[Dataset listings of figures]
• • • • •

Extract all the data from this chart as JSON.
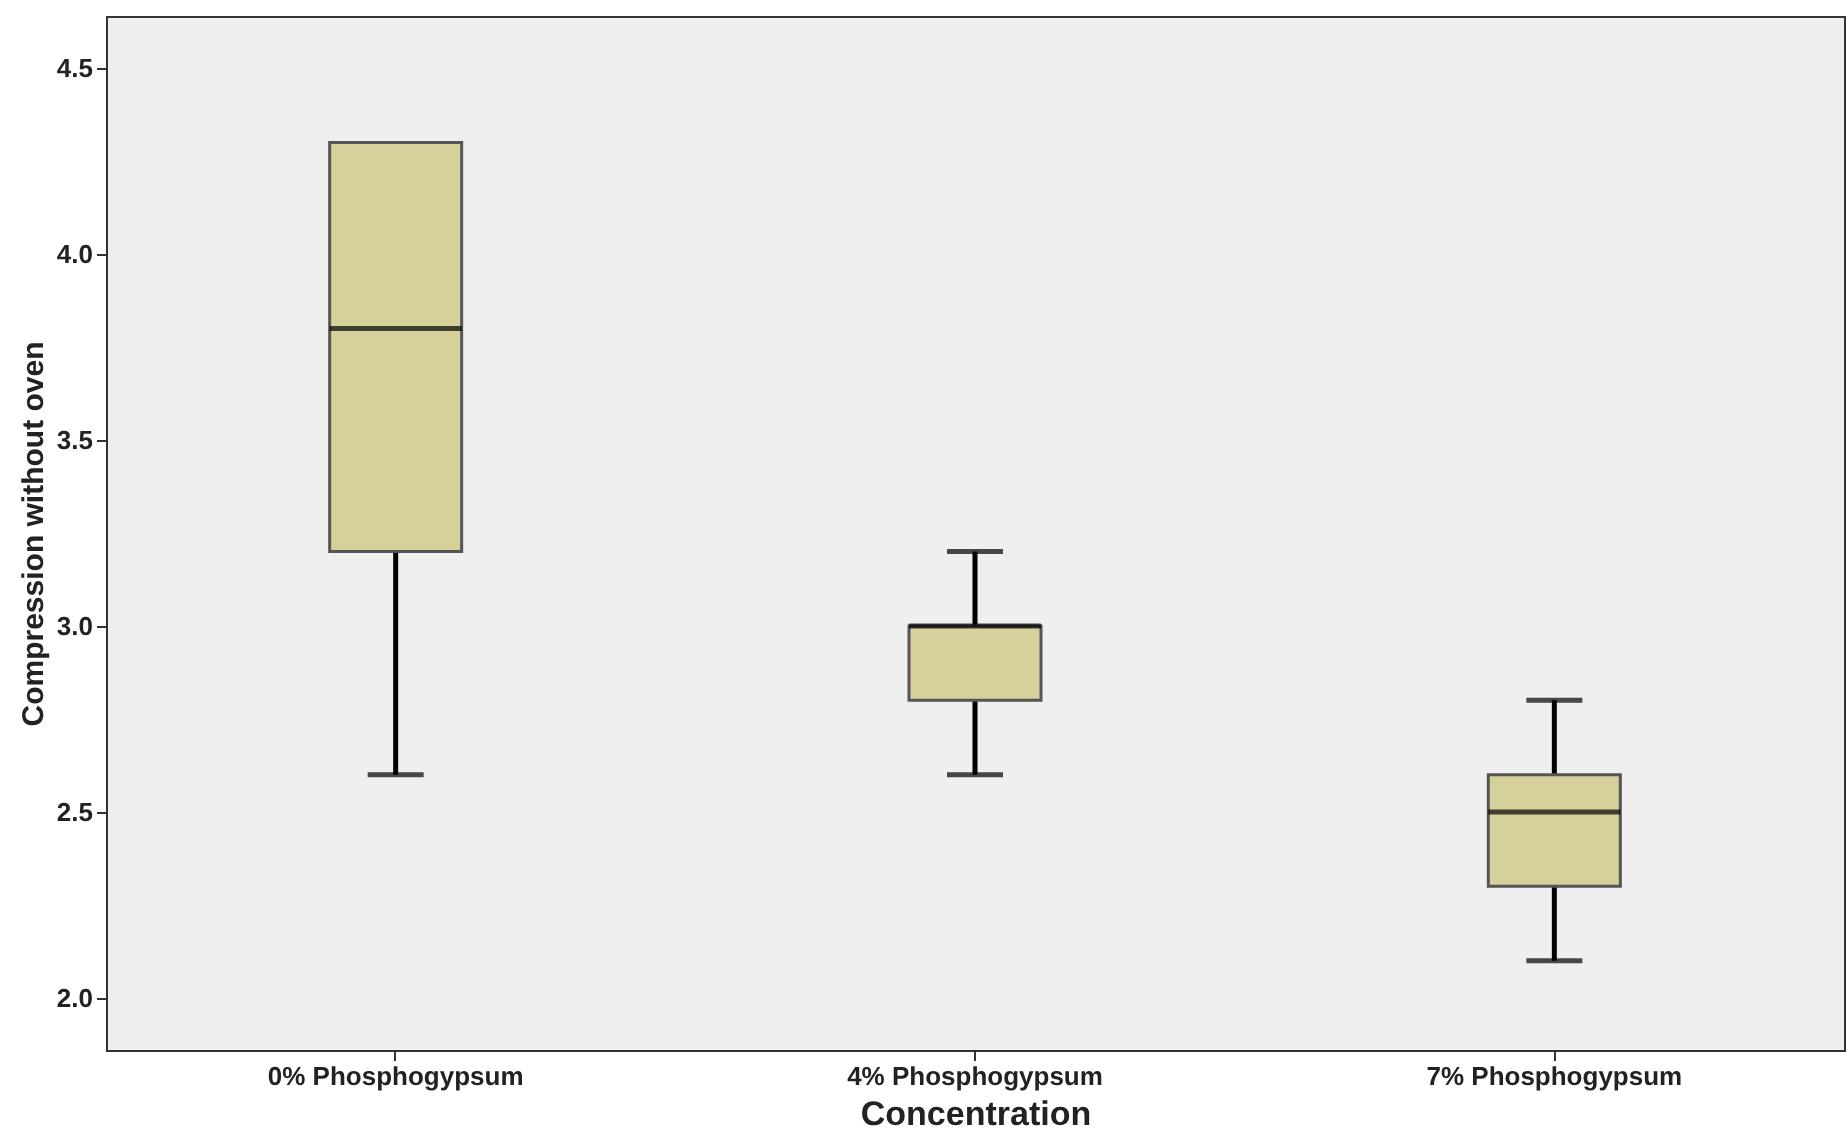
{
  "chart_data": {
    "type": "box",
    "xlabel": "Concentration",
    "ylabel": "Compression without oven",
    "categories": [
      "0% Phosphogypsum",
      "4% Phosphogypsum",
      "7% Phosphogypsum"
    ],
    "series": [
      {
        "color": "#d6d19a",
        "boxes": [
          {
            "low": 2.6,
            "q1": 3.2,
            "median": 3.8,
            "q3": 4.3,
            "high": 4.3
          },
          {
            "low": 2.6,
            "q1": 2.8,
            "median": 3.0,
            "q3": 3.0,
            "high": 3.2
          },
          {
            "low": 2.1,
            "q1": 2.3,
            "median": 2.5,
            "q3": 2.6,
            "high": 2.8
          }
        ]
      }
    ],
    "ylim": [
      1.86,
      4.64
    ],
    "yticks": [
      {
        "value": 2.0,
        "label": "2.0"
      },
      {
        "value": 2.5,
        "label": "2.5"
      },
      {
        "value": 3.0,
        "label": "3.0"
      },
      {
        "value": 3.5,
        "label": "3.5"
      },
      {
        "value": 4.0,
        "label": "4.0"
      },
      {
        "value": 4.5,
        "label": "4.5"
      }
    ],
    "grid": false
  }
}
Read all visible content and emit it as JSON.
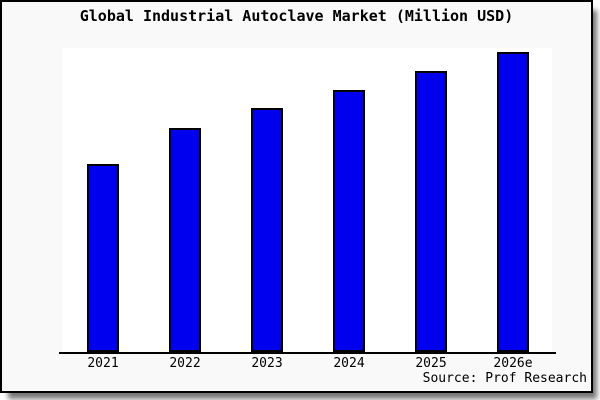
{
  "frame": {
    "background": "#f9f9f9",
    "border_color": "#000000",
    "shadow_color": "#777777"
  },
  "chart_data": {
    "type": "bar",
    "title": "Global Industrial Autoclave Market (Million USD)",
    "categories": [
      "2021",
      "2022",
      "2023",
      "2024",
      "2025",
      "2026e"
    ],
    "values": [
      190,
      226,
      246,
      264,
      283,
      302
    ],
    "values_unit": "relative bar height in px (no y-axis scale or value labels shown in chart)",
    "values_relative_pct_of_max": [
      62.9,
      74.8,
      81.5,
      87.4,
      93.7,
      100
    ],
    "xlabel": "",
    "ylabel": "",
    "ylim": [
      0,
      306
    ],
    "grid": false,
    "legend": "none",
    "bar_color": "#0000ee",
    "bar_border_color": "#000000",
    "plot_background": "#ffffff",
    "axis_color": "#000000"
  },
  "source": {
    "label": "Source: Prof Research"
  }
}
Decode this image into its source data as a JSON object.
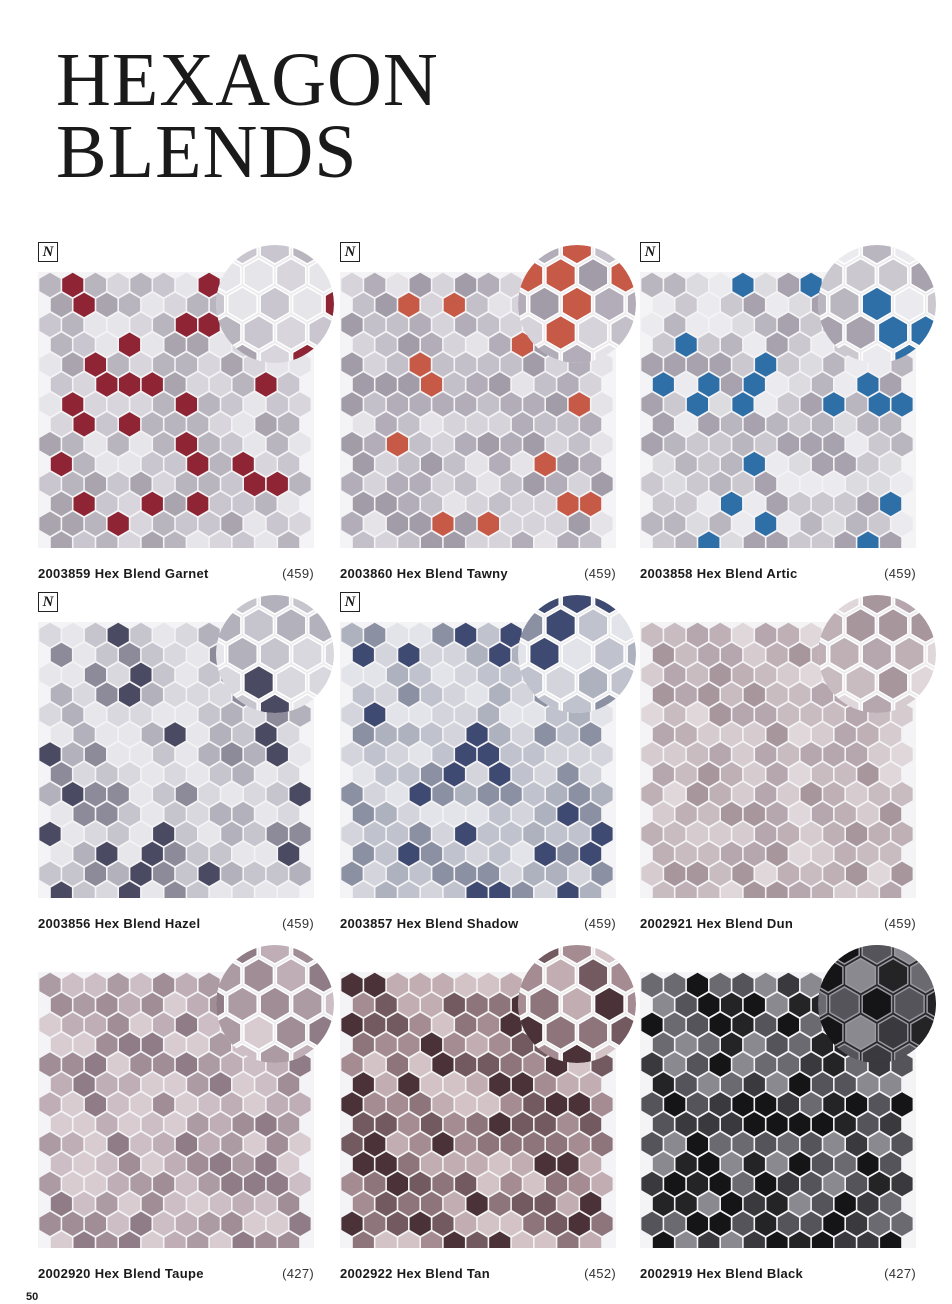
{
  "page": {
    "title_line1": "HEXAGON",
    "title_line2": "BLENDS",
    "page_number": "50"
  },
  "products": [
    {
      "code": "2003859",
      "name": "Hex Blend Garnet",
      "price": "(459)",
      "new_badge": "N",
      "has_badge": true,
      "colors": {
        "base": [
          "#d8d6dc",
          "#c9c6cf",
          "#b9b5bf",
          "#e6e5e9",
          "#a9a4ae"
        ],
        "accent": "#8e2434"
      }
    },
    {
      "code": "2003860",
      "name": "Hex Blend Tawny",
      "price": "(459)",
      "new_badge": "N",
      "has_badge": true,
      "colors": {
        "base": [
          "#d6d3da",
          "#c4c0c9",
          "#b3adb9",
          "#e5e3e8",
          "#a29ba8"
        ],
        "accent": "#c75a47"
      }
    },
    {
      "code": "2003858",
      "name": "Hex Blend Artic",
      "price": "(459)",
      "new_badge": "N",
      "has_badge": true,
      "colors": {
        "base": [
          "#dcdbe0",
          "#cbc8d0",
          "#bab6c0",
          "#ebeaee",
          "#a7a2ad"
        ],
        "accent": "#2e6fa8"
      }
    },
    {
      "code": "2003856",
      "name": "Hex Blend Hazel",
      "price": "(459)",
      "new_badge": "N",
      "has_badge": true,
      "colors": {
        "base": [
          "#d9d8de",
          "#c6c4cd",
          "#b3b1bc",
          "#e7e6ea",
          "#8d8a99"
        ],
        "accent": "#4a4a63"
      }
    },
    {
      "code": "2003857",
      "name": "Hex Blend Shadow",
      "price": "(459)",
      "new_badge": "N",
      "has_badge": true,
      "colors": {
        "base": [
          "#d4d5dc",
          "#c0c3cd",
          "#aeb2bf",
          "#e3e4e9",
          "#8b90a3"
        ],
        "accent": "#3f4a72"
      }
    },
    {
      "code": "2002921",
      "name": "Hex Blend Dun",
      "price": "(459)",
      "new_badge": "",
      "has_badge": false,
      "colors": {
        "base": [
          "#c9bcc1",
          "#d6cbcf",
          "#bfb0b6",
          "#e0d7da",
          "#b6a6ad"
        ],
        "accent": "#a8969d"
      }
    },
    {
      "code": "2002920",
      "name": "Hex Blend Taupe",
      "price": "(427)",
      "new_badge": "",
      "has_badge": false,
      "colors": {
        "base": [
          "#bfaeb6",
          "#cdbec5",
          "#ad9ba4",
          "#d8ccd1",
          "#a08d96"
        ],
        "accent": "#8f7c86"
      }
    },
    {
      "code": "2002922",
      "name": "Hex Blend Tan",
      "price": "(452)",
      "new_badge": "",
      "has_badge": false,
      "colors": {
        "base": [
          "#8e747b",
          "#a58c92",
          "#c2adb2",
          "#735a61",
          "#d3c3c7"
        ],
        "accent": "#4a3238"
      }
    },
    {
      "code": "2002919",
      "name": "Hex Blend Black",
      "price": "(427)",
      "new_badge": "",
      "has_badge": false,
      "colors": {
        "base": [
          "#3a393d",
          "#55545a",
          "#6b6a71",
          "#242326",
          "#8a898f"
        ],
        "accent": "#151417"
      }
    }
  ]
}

• • • • •

- _WORK TO BE COMPLETED_: Copy out each line of the records where the string "ylabel" appears.

- _FINISHED TASK_:
    "ylabel": "Compression without oven",
    "ylabel": "",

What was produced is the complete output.